SUPPLIED INFORMATION —

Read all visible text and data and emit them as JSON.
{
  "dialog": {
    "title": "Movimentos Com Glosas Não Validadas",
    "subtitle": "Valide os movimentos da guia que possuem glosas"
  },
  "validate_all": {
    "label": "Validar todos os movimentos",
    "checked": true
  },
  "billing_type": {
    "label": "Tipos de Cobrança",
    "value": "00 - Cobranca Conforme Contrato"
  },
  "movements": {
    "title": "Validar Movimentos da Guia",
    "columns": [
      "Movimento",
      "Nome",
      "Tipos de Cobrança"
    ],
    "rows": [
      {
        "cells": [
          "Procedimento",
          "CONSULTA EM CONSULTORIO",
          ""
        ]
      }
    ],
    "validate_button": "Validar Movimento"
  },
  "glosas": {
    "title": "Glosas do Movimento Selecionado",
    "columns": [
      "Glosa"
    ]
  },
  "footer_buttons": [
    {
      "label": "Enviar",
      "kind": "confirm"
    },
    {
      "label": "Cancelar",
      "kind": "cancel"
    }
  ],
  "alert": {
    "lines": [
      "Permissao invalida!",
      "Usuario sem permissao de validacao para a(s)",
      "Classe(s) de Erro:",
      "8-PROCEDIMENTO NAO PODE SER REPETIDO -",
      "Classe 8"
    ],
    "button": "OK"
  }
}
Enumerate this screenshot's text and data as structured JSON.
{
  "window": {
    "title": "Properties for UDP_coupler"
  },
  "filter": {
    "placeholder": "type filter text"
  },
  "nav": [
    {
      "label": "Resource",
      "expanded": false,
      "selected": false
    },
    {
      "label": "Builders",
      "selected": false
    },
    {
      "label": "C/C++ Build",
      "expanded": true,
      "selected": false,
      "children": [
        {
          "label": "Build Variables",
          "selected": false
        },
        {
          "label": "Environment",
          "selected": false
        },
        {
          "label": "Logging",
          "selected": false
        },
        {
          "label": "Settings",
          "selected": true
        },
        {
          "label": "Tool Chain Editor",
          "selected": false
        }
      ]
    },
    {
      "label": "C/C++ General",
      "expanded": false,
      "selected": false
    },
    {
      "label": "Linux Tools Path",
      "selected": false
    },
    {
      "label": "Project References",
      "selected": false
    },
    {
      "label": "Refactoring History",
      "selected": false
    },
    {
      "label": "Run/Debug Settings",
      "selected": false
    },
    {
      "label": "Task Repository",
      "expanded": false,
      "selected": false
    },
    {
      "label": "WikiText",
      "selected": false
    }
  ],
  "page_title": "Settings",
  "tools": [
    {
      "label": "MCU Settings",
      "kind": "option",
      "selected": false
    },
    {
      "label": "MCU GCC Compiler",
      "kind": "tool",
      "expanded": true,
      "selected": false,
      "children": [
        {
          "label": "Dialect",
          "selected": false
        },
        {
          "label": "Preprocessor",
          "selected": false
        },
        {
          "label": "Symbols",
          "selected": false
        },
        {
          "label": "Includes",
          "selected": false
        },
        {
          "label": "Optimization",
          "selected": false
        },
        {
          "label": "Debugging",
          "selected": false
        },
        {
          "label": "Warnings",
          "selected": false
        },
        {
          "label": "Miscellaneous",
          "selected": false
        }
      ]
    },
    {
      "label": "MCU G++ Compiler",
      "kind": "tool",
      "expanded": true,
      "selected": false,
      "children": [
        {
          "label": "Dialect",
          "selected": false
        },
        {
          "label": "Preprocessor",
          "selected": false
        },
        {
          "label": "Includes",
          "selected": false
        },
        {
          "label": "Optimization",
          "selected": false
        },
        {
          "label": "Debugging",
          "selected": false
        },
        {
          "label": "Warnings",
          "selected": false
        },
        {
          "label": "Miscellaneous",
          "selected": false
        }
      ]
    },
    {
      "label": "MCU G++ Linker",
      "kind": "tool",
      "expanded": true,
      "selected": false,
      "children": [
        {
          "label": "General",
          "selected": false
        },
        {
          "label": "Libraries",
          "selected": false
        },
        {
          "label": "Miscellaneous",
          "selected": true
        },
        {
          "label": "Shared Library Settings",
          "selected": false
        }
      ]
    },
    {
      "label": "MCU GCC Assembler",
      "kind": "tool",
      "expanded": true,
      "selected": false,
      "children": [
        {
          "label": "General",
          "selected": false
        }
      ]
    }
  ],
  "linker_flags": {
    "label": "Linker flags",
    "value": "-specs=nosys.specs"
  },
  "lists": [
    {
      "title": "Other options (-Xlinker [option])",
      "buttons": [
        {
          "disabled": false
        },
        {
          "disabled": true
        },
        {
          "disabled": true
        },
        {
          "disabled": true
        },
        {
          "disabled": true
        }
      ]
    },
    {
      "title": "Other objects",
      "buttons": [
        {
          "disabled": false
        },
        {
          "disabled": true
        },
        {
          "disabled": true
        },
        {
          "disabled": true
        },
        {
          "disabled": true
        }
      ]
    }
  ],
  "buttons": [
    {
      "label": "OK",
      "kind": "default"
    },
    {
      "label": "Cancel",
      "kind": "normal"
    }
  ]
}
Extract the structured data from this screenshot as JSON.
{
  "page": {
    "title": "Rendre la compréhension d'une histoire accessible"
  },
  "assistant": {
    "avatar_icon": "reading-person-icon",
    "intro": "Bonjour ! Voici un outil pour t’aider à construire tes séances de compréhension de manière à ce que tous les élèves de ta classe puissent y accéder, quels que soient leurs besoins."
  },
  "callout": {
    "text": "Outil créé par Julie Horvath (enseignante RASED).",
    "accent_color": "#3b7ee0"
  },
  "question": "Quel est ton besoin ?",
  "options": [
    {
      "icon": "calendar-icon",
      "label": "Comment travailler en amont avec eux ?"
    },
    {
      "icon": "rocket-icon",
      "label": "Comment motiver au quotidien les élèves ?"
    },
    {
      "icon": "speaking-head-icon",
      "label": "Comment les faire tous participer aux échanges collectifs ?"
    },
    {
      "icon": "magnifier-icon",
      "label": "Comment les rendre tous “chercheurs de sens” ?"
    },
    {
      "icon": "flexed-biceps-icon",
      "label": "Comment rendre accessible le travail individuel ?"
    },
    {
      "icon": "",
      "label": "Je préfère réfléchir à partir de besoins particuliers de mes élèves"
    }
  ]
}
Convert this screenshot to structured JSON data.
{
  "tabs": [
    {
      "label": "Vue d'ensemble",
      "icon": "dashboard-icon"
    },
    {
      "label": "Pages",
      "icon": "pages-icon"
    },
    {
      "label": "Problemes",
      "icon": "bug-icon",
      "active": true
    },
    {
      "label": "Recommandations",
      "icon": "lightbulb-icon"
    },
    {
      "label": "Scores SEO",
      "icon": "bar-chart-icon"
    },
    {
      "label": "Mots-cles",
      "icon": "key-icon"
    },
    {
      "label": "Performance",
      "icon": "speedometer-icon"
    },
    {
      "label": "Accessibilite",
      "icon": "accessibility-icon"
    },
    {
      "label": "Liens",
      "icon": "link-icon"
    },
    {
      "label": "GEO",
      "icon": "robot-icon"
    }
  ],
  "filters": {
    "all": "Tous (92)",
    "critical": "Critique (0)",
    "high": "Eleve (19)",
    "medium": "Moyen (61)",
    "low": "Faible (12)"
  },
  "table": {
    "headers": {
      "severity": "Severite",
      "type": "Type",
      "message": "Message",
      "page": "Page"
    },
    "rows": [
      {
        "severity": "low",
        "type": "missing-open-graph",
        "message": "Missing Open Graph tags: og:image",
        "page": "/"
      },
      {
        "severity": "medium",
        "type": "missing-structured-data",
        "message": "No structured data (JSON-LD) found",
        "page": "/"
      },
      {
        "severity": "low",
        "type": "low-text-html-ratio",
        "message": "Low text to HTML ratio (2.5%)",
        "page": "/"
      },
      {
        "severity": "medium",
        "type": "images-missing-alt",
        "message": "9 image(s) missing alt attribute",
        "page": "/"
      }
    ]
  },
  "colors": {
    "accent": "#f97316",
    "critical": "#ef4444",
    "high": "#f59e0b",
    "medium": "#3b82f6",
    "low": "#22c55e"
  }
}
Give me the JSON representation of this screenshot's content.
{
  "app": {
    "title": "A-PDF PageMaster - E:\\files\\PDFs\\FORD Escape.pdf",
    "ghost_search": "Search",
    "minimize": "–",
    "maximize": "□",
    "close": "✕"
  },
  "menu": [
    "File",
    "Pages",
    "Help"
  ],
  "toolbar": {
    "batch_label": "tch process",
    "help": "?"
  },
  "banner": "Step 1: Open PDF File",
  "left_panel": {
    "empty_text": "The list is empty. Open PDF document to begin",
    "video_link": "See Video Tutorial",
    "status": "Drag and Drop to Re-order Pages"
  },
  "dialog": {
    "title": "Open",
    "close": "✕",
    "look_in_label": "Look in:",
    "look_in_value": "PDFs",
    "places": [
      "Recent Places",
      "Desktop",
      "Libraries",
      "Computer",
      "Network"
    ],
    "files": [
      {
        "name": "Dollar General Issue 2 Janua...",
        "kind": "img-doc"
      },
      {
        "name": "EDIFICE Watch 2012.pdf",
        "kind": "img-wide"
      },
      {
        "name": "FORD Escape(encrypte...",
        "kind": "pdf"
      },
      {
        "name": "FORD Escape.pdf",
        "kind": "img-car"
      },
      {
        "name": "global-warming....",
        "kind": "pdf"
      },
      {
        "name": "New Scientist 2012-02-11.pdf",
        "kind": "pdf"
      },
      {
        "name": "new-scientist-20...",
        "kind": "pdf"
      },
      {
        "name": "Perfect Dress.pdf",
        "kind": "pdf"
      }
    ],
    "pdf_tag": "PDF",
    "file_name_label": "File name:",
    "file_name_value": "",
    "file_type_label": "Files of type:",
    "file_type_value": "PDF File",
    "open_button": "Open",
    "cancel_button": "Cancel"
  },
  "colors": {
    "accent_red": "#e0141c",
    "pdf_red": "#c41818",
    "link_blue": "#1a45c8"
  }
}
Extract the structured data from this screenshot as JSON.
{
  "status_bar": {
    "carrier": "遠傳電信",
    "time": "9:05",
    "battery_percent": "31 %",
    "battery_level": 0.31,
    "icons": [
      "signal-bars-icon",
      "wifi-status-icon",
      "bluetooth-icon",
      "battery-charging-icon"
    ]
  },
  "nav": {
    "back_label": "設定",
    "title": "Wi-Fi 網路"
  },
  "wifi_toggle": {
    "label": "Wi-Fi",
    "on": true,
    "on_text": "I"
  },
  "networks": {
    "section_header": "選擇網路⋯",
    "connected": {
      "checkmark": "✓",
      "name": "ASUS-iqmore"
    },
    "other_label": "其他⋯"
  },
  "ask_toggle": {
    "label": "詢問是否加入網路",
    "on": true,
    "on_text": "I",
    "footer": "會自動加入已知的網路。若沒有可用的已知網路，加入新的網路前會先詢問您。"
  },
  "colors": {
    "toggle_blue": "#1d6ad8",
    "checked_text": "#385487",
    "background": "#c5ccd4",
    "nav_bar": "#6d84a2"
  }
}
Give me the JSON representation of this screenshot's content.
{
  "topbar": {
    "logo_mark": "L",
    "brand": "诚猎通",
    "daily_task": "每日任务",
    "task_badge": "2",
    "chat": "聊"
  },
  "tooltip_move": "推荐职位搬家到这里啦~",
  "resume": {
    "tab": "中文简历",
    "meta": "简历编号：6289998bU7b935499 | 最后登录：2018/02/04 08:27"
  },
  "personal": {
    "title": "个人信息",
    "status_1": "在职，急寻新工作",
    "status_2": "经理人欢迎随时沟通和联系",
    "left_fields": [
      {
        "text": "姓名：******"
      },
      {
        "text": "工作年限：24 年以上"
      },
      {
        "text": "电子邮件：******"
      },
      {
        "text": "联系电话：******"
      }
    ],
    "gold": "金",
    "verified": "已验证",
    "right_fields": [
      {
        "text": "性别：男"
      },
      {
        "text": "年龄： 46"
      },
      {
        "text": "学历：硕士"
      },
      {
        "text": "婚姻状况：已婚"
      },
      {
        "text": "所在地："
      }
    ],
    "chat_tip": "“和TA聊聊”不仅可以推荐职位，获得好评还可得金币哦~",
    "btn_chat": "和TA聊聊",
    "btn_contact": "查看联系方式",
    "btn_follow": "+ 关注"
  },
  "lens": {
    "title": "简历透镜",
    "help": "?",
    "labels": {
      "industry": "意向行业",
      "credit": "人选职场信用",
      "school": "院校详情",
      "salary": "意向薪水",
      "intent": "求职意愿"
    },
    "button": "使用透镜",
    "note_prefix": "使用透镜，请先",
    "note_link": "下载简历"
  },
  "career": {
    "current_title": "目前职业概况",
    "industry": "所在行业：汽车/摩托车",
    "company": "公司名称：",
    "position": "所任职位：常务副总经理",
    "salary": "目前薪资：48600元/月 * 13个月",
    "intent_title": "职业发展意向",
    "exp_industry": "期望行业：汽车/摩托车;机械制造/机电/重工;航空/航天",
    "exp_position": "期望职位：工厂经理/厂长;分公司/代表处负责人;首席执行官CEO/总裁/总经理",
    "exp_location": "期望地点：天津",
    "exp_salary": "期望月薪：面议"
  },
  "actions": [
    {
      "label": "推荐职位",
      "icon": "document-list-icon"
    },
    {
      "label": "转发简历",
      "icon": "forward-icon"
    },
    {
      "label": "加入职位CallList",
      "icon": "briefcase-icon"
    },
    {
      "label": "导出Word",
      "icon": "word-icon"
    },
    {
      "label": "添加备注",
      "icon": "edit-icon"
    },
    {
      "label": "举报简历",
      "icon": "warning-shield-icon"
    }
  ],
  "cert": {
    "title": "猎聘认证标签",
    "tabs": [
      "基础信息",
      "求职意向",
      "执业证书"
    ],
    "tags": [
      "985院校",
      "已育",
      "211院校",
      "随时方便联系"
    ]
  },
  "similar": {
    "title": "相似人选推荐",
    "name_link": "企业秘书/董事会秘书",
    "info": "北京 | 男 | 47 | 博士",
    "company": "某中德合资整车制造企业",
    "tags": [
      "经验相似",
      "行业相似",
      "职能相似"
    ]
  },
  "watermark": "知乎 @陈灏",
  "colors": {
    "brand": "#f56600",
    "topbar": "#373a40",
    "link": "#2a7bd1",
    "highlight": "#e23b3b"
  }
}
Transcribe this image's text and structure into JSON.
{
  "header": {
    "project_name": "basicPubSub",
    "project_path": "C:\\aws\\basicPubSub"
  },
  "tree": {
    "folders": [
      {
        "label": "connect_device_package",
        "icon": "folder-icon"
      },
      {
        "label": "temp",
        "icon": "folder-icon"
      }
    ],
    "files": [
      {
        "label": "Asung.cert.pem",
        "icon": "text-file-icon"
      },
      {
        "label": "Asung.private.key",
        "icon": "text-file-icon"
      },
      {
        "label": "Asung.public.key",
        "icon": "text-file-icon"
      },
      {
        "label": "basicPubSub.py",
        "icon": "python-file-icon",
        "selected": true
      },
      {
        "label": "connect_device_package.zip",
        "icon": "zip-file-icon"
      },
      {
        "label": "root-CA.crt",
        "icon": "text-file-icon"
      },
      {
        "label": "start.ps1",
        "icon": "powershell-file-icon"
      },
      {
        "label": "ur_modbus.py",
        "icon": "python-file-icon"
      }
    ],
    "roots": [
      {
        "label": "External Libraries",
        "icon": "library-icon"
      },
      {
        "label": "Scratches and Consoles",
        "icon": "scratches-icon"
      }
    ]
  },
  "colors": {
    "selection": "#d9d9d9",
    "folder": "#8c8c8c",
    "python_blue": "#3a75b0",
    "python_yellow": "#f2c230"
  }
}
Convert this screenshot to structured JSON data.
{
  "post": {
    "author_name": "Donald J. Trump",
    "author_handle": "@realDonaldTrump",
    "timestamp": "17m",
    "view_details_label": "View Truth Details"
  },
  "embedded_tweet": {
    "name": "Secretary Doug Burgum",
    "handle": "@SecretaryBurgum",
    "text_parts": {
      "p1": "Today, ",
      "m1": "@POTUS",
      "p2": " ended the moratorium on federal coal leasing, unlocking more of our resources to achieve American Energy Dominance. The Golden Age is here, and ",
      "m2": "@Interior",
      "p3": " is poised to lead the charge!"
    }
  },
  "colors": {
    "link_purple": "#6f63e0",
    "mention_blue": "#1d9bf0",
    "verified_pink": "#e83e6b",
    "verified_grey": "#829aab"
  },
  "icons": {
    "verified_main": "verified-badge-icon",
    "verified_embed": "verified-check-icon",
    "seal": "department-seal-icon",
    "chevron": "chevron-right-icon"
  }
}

STATED EXERCISE — Scan the lines for the string "message". Pick out every line that has it.

THE SOLUTION —
      "message": "Message",
        "message": "Missing Open Graph tags: og:image",
        "message": "No structured data (JSON-LD) found",
        "message": "Low text to HTML ratio (2.5%)",
        "message": "9 image(s) missing alt attribute",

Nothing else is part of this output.